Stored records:
-------

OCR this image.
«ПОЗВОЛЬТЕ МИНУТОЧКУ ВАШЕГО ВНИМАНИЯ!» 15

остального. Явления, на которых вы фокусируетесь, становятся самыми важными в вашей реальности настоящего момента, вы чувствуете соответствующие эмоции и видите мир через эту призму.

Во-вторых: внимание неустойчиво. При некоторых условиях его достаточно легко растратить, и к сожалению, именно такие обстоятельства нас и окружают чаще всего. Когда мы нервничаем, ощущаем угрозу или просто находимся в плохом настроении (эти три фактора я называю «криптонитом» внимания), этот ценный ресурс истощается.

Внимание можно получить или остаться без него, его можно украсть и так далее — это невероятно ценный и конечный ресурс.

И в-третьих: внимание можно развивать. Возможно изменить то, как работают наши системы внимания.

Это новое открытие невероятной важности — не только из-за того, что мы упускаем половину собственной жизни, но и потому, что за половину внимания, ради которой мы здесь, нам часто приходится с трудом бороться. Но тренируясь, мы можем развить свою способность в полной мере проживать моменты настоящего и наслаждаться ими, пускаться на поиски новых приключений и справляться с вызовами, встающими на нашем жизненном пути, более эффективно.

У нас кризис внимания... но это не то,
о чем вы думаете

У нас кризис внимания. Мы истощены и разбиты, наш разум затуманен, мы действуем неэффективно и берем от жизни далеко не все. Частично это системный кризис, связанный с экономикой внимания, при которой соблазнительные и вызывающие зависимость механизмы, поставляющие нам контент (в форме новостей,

-------

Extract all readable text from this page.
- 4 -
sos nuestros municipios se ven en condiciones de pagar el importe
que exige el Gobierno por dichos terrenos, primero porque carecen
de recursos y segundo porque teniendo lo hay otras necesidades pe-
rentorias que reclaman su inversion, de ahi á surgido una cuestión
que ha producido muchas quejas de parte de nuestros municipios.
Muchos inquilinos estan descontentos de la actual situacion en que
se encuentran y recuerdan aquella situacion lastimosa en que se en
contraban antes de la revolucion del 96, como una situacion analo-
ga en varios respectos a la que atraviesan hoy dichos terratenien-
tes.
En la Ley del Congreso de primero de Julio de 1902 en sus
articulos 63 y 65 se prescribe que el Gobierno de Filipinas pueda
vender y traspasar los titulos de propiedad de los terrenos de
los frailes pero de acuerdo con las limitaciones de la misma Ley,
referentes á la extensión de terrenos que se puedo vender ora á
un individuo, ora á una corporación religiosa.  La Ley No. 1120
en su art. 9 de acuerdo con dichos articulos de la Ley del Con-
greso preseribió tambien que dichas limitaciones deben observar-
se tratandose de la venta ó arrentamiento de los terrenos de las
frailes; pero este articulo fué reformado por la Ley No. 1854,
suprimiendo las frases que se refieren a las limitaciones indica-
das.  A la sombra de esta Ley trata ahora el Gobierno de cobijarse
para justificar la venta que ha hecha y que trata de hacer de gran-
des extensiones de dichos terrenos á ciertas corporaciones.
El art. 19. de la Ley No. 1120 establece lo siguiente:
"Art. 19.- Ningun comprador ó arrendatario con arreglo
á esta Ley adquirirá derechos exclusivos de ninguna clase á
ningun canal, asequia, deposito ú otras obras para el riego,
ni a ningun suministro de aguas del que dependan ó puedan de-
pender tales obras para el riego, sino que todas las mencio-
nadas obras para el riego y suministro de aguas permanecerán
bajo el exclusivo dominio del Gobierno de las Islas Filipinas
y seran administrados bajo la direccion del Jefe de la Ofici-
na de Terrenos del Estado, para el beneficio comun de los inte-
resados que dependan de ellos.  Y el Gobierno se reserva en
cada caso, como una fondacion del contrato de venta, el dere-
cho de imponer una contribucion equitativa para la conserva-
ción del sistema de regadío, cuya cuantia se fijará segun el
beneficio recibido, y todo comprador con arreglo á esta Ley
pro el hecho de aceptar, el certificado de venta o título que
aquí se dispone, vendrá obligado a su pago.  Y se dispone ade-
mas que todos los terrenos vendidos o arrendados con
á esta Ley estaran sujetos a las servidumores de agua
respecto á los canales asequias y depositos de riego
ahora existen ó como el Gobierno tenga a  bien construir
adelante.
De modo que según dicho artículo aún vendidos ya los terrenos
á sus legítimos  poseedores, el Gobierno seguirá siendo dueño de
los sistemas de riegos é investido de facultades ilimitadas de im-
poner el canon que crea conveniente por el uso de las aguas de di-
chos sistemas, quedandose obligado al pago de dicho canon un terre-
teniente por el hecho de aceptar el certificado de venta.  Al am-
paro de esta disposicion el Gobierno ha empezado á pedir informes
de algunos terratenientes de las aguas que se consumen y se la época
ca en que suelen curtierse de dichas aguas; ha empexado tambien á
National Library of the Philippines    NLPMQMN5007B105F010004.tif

-------

Only a number is wanted: how many lines of the material include the word "comprador".

2